*EXTRACTED INFORMATION*
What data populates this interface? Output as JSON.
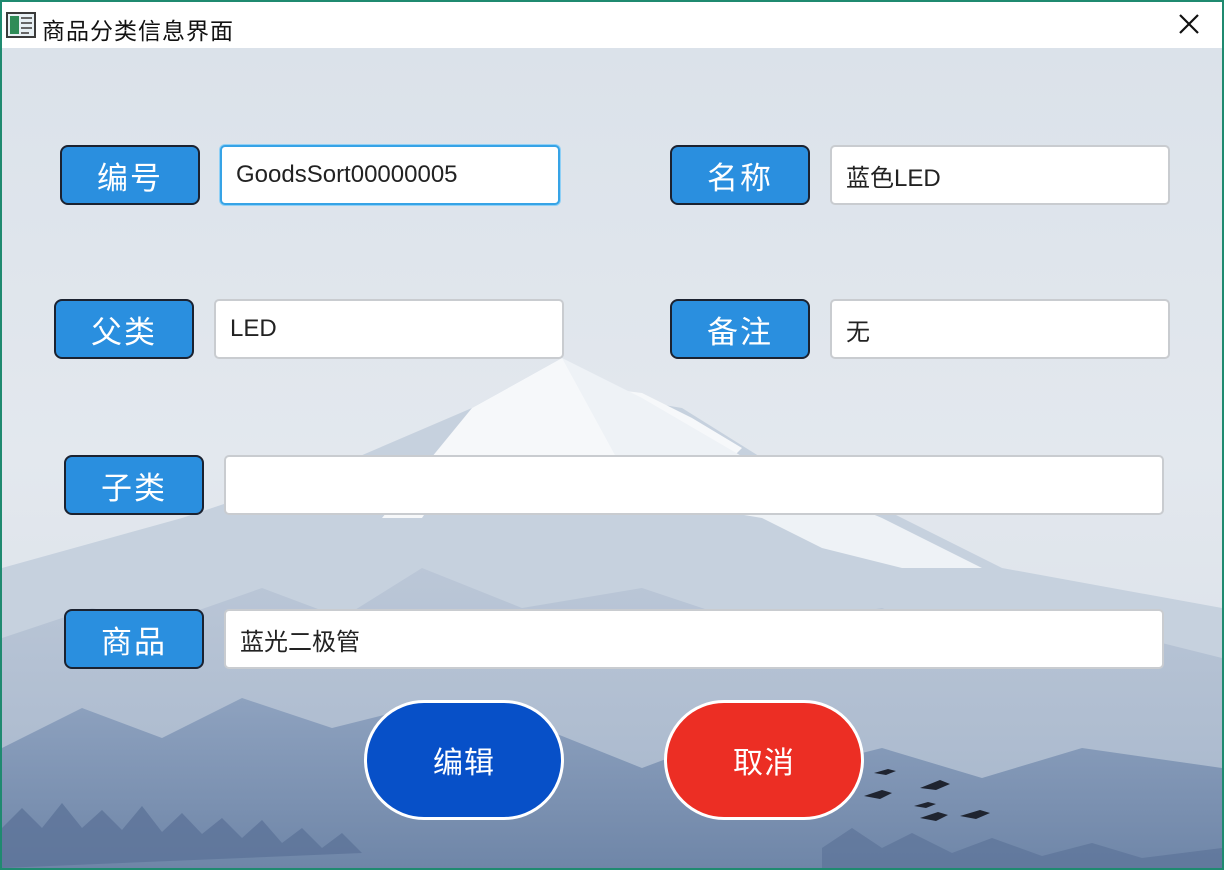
{
  "window": {
    "title": "商品分类信息界面",
    "app_icon": "form-window-icon",
    "close_icon": "close-icon"
  },
  "form": {
    "id": {
      "label": "编号",
      "value": "GoodsSort00000005"
    },
    "name": {
      "label": "名称",
      "value": "蓝色LED"
    },
    "parent": {
      "label": "父类",
      "value": "LED"
    },
    "remark": {
      "label": "备注",
      "value": "无"
    },
    "children": {
      "label": "子类",
      "value": ""
    },
    "goods": {
      "label": "商品",
      "value": "蓝光二极管"
    }
  },
  "buttons": {
    "edit": "编辑",
    "cancel": "取消"
  },
  "colors": {
    "label_bg": "#2a8fdf",
    "edit_bg": "#0750c8",
    "cancel_bg": "#ec2e24",
    "window_border": "#1f8a70"
  }
}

*EXERCISE REQUIREMENTS*
Quote every record above exactly, leaving out any pictures.

*EXERCISE RESULT*
What data populates this interface? Output as JSON.
{
  "window": {
    "title": "商品分类信息界面",
    "app_icon": "form-window-icon",
    "close_icon": "close-icon"
  },
  "form": {
    "id": {
      "label": "编号",
      "value": "GoodsSort00000005"
    },
    "name": {
      "label": "名称",
      "value": "蓝色LED"
    },
    "parent": {
      "label": "父类",
      "value": "LED"
    },
    "remark": {
      "label": "备注",
      "value": "无"
    },
    "children": {
      "label": "子类",
      "value": ""
    },
    "goods": {
      "label": "商品",
      "value": "蓝光二极管"
    }
  },
  "buttons": {
    "edit": "编辑",
    "cancel": "取消"
  },
  "colors": {
    "label_bg": "#2a8fdf",
    "edit_bg": "#0750c8",
    "cancel_bg": "#ec2e24",
    "window_border": "#1f8a70"
  }
}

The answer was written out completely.